======== DATASET ENTRIES ========

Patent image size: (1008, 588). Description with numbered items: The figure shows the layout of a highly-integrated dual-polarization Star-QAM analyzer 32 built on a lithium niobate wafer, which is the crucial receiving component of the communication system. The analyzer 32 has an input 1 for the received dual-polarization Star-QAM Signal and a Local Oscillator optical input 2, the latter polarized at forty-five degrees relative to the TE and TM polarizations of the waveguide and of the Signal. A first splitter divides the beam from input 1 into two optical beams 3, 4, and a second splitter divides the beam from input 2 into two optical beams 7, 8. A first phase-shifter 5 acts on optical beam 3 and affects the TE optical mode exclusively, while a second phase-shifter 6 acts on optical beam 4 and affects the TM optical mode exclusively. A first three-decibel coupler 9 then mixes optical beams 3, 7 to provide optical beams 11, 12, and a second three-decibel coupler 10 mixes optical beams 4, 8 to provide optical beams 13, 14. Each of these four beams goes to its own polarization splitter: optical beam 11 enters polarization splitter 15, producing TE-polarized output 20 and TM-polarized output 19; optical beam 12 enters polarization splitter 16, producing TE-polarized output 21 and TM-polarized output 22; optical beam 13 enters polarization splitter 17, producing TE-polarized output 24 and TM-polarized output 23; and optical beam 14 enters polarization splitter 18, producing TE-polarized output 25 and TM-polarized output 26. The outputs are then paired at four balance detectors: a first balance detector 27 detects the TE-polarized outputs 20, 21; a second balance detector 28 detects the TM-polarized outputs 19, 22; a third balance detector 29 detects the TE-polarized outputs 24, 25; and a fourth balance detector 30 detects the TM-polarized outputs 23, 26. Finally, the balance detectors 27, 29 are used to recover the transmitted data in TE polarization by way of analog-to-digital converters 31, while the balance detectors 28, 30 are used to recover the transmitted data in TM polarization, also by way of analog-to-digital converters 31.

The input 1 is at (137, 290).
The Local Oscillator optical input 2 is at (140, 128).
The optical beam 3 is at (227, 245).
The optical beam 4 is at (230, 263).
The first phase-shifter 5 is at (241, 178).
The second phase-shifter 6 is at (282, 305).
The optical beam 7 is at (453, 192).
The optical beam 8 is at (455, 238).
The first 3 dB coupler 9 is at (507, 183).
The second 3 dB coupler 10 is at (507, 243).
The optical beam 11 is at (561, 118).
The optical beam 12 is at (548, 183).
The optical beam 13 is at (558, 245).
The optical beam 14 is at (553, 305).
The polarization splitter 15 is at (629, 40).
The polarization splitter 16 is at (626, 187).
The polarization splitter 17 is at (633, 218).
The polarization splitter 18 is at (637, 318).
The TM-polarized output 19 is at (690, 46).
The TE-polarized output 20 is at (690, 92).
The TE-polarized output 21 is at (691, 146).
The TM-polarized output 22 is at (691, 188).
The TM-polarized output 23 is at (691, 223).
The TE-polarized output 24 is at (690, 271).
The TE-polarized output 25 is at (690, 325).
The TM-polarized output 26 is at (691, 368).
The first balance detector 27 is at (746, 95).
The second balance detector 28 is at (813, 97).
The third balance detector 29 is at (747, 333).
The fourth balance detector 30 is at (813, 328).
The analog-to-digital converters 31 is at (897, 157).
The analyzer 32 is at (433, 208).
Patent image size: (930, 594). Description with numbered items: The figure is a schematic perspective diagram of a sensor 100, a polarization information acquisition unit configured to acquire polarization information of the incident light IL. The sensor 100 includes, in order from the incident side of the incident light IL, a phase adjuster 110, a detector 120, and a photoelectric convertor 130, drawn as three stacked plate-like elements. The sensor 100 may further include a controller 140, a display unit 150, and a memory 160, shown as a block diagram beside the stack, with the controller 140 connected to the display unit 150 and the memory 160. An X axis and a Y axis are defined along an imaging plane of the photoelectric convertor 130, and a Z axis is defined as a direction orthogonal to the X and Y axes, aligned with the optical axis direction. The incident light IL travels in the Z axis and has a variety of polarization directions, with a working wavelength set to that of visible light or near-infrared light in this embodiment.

========

● WHAT YOU ARE ASKED TO DO
Copy out every one of the records above word for word.

● EXERCISE RESULT
Patent image size: (1008, 588). Description with numbered items: The figure shows the layout of a highly-integrated dual-polarization Star-QAM analyzer 32 built on a lithium niobate wafer, which is the crucial receiving component of the communication system. The analyzer 32 has an input 1 for the received dual-polarization Star-QAM Signal and a Local Oscillator optical input 2, the latter polarized at forty-five degrees relative to the TE and TM polarizations of the waveguide and of the Signal. A first splitter divides the beam from input 1 into two optical beams 3, 4, and a second splitter divides the beam from input 2 into two optical beams 7, 8. A first phase-shifter 5 acts on optical beam 3 and affects the TE optical mode exclusively, while a second phase-shifter 6 acts on optical beam 4 and affects the TM optical mode exclusively. A first three-decibel coupler 9 then mixes optical beams 3, 7 to provide optical beams 11, 12, and a second three-decibel coupler 10 mixes optical beams 4, 8 to provide optical beams 13, 14. Each of these four beams goes to its own polarization splitter: optical beam 11 enters polarization splitter 15, producing TE-polarized output 20 and TM-polarized output 19; optical beam 12 enters polarization splitter 16, producing TE-polarized output 21 and TM-polarized output 22; optical beam 13 enters polarization splitter 17, producing TE-polarized output 24 and TM-polarized output 23; and optical beam 14 enters polarization splitter 18, producing TE-polarized output 25 and TM-polarized output 26. The outputs are then paired at four balance detectors: a first balance detector 27 detects the TE-polarized outputs 20, 21; a second balance detector 28 detects the TM-polarized outputs 19, 22; a third balance detector 29 detects the TE-polarized outputs 24, 25; and a fourth balance detector 30 detects the TM-polarized outputs 23, 26. Finally, the balance detectors 27, 29 are used to recover the transmitted data in TE polarization by way of analog-to-digital converters 31, while the balance detectors 28, 30 are used to recover the transmitted data in TM polarization, also by way of analog-to-digital converters 31.

The input 1 is at (137, 290).
The Local Oscillator optical input 2 is at (140, 128).
The optical beam 3 is at (227, 245).
The optical beam 4 is at (230, 263).
The first phase-shifter 5 is at (241, 178).
The second phase-shifter 6 is at (282, 305).
The optical beam 7 is at (453, 192).
The optical beam 8 is at (455, 238).
The first 3 dB coupler 9 is at (507, 183).
The second 3 dB coupler 10 is at (507, 243).
The optical beam 11 is at (561, 118).
The optical beam 12 is at (548, 183).
The optical beam 13 is at (558, 245).
The optical beam 14 is at (553, 305).
The polarization splitter 15 is at (629, 40).
The polarization splitter 16 is at (626, 187).
The polarization splitter 17 is at (633, 218).
The polarization splitter 18 is at (637, 318).
The TM-polarized output 19 is at (690, 46).
The TE-polarized output 20 is at (690, 92).
The TE-polarized output 21 is at (691, 146).
The TM-polarized output 22 is at (691, 188).
The TM-polarized output 23 is at (691, 223).
The TE-polarized output 24 is at (690, 271).
The TE-polarized output 25 is at (690, 325).
The TM-polarized output 26 is at (691, 368).
The first balance detector 27 is at (746, 95).
The second balance detector 28 is at (813, 97).
The third balance detector 29 is at (747, 333).
The fourth balance detector 30 is at (813, 328).
The analog-to-digital converters 31 is at (897, 157).
The analyzer 32 is at (433, 208).
Patent image size: (930, 594). Description with numbered items: The figure is a schematic perspective diagram of a sensor 100, a polarization information acquisition unit configured to acquire polarization information of the incident light IL. The sensor 100 includes, in order from the incident side of the incident light IL, a phase adjuster 110, a detector 120, and a photoelectric convertor 130, drawn as three stacked plate-like elements. The sensor 100 may further include a controller 140, a display unit 150, and a memory 160, shown as a block diagram beside the stack, with the controller 140 connected to the display unit 150 and the memory 160. An X axis and a Y axis are defined along an imaging plane of the photoelectric convertor 130, and a Z axis is defined as a direction orthogonal to the X and Y axes, aligned with the optical axis direction. The incident light IL travels in the Z axis and has a variety of polarization directions, with a working wavelength set to that of visible light or near-infrared light in this embodiment.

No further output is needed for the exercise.